* **EXERCISE GOAL**:
Search the data for the word "only". Reproduce every line where it is found.

____________

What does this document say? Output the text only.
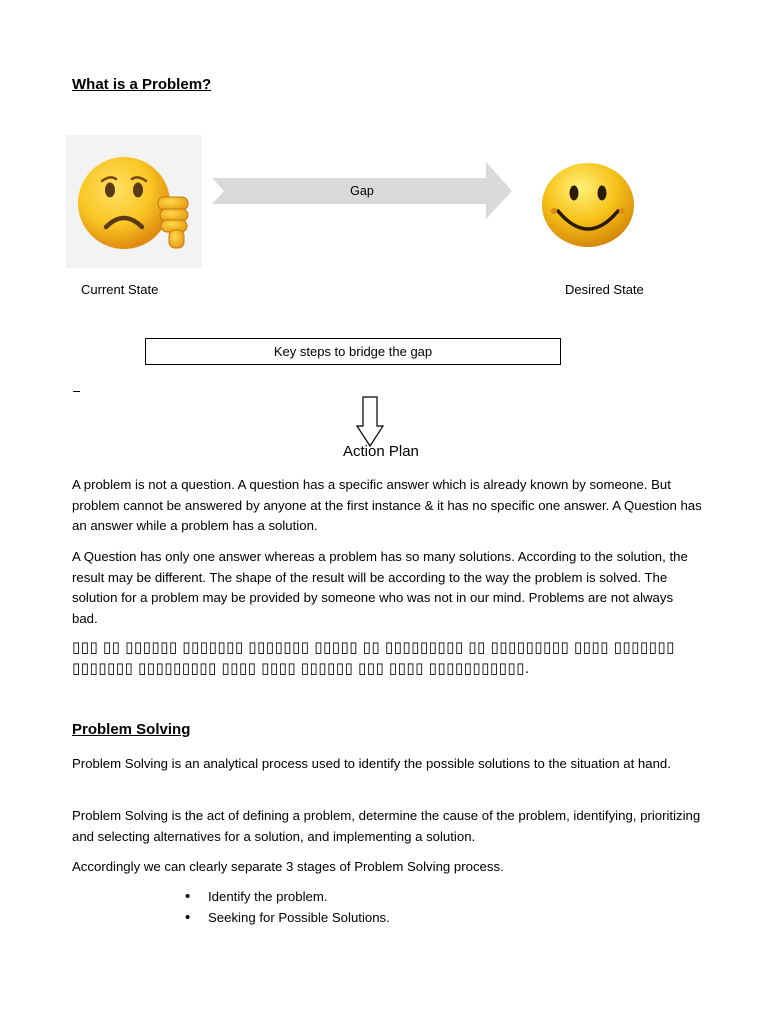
What is a Problem?
Gap
Current State	Desired State
Key steps to bridge the gap
Action Plan
A problem is not a question. A question has a specific answer which is already known by someone. But problem cannot be answered by anyone at the first instance & it has no specific one answer. A Question has an answer while a problem has a solution.
A Question has only one answer whereas a problem has so many solutions. According to the solution, the result may be different. The shape of the result will be according to the way the problem is solved. The solution for a problem may be provided by someone who was not in our mind. Problems are not always bad.
▯▯▯ ▯▯ ▯▯▯▯▯▯ ▯▯▯▯▯▯▯ ▯▯▯▯▯▯▯ ▯▯▯▯▯ ▯▯ ▯▯▯▯▯▯▯▯▯ ▯▯ ▯▯▯▯▯▯▯▯▯ ▯▯▯▯ ▯▯▯▯▯▯▯ ▯▯▯▯▯▯▯ ▯▯▯▯▯▯▯▯▯ ▯▯▯▯ ▯▯▯▯ ▯▯▯▯▯▯ ▯▯▯ ▯▯▯▯ ▯▯▯▯▯▯▯▯▯▯▯.
Problem Solving
Problem Solving is an analytical process used to identify the possible solutions to the situation at hand.
Problem Solving is the act of defining a problem, determine the cause of the problem, identifying, prioritizing and selecting alternatives for a solution, and implementing a solution.
Accordingly we can clearly separate 3 stages of Problem Solving process.
• Identify the problem.
• Seeking for Possible Solutions.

____________

* **WRITTEN ANSWER**:
What does this document say? Output the text only.
A Question has only one answer whereas a problem has so many solutions. According to the solution, the result may be different. The shape of the result will be according to the way the problem is solved. The solution for a problem may be provided by someone who was not in our mind. Problems are not always bad.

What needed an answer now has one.